→ Data to process
* Begin *

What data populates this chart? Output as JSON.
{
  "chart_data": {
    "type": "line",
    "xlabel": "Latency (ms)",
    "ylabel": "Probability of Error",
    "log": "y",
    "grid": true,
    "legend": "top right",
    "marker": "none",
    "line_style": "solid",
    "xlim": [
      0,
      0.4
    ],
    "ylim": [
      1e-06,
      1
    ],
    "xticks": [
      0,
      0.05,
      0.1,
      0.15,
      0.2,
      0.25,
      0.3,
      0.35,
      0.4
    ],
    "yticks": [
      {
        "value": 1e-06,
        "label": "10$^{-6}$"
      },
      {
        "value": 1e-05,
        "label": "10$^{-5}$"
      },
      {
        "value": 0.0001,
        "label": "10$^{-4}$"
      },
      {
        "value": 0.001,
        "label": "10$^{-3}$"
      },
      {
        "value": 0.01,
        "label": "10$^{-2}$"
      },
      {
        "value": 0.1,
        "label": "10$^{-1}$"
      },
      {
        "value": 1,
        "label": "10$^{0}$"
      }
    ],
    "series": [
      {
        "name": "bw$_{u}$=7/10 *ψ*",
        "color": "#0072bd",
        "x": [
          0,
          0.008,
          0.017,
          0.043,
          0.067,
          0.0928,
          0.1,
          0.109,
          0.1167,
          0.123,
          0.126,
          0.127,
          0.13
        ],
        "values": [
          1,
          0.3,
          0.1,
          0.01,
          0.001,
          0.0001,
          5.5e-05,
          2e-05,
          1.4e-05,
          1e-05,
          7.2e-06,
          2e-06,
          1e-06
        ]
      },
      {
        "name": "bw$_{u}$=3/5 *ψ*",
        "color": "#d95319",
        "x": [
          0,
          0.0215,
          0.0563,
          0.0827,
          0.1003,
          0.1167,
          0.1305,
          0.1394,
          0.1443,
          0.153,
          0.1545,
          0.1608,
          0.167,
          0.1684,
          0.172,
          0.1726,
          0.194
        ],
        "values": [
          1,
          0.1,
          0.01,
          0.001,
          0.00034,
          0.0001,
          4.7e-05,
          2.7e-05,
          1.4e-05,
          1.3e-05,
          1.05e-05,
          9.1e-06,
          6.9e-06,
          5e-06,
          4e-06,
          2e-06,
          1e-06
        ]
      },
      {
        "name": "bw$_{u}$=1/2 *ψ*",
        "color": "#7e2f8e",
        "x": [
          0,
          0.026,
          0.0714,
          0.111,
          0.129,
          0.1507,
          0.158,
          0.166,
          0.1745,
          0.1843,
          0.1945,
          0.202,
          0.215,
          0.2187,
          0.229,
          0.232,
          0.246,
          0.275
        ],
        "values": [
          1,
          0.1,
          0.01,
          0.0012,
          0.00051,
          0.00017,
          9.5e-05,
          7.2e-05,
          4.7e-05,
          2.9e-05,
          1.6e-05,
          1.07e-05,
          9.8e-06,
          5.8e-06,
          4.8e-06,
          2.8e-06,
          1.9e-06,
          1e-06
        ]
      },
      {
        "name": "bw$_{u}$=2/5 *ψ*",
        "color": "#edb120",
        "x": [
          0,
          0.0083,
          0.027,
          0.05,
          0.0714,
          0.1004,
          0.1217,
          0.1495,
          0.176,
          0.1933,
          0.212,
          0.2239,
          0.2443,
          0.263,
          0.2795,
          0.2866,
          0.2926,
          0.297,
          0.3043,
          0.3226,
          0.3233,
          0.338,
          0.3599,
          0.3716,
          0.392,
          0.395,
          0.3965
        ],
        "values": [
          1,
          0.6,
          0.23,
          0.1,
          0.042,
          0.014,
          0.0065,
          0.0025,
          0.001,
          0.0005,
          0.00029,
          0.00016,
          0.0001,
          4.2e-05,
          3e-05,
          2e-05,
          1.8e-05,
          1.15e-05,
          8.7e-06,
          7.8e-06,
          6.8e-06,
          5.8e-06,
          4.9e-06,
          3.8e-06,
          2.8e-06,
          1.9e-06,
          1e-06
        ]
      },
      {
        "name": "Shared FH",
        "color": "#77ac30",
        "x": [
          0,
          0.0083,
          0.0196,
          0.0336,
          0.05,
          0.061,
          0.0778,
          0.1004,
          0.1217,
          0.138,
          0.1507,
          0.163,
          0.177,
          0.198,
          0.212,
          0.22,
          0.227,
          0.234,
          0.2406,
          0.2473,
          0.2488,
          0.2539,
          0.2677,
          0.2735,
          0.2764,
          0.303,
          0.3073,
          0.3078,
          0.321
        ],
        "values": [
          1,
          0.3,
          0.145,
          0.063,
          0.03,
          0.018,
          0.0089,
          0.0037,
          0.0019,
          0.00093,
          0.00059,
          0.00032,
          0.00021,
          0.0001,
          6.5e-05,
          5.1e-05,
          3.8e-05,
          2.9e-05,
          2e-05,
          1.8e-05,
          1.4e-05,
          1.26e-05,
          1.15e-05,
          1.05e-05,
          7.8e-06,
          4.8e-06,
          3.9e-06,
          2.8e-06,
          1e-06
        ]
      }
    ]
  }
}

* End *

→ Set exercise
Extract every record. Keep wording exact.

→ In response
What data populates this chart? Output as JSON.
{
  "chart_data": {
    "type": "line",
    "xlabel": "Latency (ms)",
    "ylabel": "Probability of Error",
    "log": "y",
    "grid": true,
    "legend": "top right",
    "marker": "none",
    "line_style": "solid",
    "xlim": [
      0,
      0.4
    ],
    "ylim": [
      1e-06,
      1
    ],
    "xticks": [
      0,
      0.05,
      0.1,
      0.15,
      0.2,
      0.25,
      0.3,
      0.35,
      0.4
    ],
    "yticks": [
      {
        "value": 1e-06,
        "label": "10$^{-6}$"
      },
      {
        "value": 1e-05,
        "label": "10$^{-5}$"
      },
      {
        "value": 0.0001,
        "label": "10$^{-4}$"
      },
      {
        "value": 0.001,
        "label": "10$^{-3}$"
      },
      {
        "value": 0.01,
        "label": "10$^{-2}$"
      },
      {
        "value": 0.1,
        "label": "10$^{-1}$"
      },
      {
        "value": 1,
        "label": "10$^{0}$"
      }
    ],
    "series": [
      {
        "name": "bw$_{u}$=7/10 *ψ*",
        "color": "#0072bd",
        "x": [
          0,
          0.008,
          0.017,
          0.043,
          0.067,
          0.0928,
          0.1,
          0.109,
          0.1167,
          0.123,
          0.126,
          0.127,
          0.13
        ],
        "values": [
          1,
          0.3,
          0.1,
          0.01,
          0.001,
          0.0001,
          5.5e-05,
          2e-05,
          1.4e-05,
          1e-05,
          7.2e-06,
          2e-06,
          1e-06
        ]
      },
      {
        "name": "bw$_{u}$=3/5 *ψ*",
        "color": "#d95319",
        "x": [
          0,
          0.0215,
          0.0563,
          0.0827,
          0.1003,
          0.1167,
          0.1305,
          0.1394,
          0.1443,
          0.153,
          0.1545,
          0.1608,
          0.167,
          0.1684,
          0.172,
          0.1726,
          0.194
        ],
        "values": [
          1,
          0.1,
          0.01,
          0.001,
          0.00034,
          0.0001,
          4.7e-05,
          2.7e-05,
          1.4e-05,
          1.3e-05,
          1.05e-05,
          9.1e-06,
          6.9e-06,
          5e-06,
          4e-06,
          2e-06,
          1e-06
        ]
      },
      {
        "name": "bw$_{u}$=1/2 *ψ*",
        "color": "#7e2f8e",
        "x": [
          0,
          0.026,
          0.0714,
          0.111,
          0.129,
          0.1507,
          0.158,
          0.166,
          0.1745,
          0.1843,
          0.1945,
          0.202,
          0.215,
          0.2187,
          0.229,
          0.232,
          0.246,
          0.275
        ],
        "values": [
          1,
          0.1,
          0.01,
          0.0012,
          0.00051,
          0.00017,
          9.5e-05,
          7.2e-05,
          4.7e-05,
          2.9e-05,
          1.6e-05,
          1.07e-05,
          9.8e-06,
          5.8e-06,
          4.8e-06,
          2.8e-06,
          1.9e-06,
          1e-06
        ]
      },
      {
        "name": "bw$_{u}$=2/5 *ψ*",
        "color": "#edb120",
        "x": [
          0,
          0.0083,
          0.027,
          0.05,
          0.0714,
          0.1004,
          0.1217,
          0.1495,
          0.176,
          0.1933,
          0.212,
          0.2239,
          0.2443,
          0.263,
          0.2795,
          0.2866,
          0.2926,
          0.297,
          0.3043,
          0.3226,
          0.3233,
          0.338,
          0.3599,
          0.3716,
          0.392,
          0.395,
          0.3965
        ],
        "values": [
          1,
          0.6,
          0.23,
          0.1,
          0.042,
          0.014,
          0.0065,
          0.0025,
          0.001,
          0.0005,
          0.00029,
          0.00016,
          0.0001,
          4.2e-05,
          3e-05,
          2e-05,
          1.8e-05,
          1.15e-05,
          8.7e-06,
          7.8e-06,
          6.8e-06,
          5.8e-06,
          4.9e-06,
          3.8e-06,
          2.8e-06,
          1.9e-06,
          1e-06
        ]
      },
      {
        "name": "Shared FH",
        "color": "#77ac30",
        "x": [
          0,
          0.0083,
          0.0196,
          0.0336,
          0.05,
          0.061,
          0.0778,
          0.1004,
          0.1217,
          0.138,
          0.1507,
          0.163,
          0.177,
          0.198,
          0.212,
          0.22,
          0.227,
          0.234,
          0.2406,
          0.2473,
          0.2488,
          0.2539,
          0.2677,
          0.2735,
          0.2764,
          0.303,
          0.3073,
          0.3078,
          0.321
        ],
        "values": [
          1,
          0.3,
          0.145,
          0.063,
          0.03,
          0.018,
          0.0089,
          0.0037,
          0.0019,
          0.00093,
          0.00059,
          0.00032,
          0.00021,
          0.0001,
          6.5e-05,
          5.1e-05,
          3.8e-05,
          2.9e-05,
          2e-05,
          1.8e-05,
          1.4e-05,
          1.26e-05,
          1.15e-05,
          1.05e-05,
          7.8e-06,
          4.8e-06,
          3.9e-06,
          2.8e-06,
          1e-06
        ]
      }
    ]
  }
}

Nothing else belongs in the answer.